### Instruction
Only lines with the string "Fields" matter here; gather them from the material below.
◇ ◇ ◇ ◇ ◇
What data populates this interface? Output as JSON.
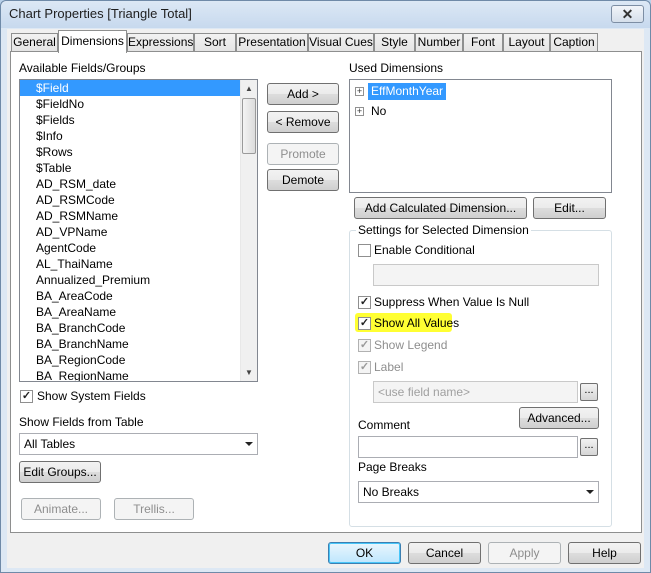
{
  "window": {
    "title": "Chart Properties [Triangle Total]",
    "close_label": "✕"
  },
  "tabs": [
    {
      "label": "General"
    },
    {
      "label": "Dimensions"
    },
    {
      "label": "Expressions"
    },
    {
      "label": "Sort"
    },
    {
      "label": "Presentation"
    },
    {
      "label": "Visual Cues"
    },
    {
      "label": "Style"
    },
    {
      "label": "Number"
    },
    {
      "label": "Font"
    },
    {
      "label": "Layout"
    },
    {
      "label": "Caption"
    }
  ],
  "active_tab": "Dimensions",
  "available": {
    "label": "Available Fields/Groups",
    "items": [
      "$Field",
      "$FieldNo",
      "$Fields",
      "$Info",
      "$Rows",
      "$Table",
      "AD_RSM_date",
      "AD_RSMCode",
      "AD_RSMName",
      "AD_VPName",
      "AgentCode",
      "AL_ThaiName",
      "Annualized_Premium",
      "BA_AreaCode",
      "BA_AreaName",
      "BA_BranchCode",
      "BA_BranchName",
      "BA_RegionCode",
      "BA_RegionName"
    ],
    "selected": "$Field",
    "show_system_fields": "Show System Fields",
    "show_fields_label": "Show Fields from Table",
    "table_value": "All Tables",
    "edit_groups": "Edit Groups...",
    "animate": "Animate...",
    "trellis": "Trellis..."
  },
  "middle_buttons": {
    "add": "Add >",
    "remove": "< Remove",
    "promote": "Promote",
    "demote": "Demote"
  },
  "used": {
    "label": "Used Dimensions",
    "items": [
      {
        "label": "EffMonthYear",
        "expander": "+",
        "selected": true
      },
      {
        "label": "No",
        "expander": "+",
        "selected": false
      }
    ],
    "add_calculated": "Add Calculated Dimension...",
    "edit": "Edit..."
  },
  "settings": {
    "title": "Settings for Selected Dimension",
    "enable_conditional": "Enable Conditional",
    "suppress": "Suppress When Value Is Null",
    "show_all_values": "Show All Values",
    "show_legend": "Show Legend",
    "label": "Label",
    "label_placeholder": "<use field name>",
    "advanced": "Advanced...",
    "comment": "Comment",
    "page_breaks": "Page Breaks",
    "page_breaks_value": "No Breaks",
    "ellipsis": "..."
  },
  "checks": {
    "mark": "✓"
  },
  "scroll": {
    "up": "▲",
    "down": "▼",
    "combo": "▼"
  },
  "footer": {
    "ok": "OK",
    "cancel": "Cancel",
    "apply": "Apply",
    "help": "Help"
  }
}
◇ ◇ ◇ ◇ ◇
### Response below
    "label": "Available Fields/Groups",
      "$Fields",
    "show_system_fields": "Show System Fields",
    "show_fields_label": "Show Fields from Table",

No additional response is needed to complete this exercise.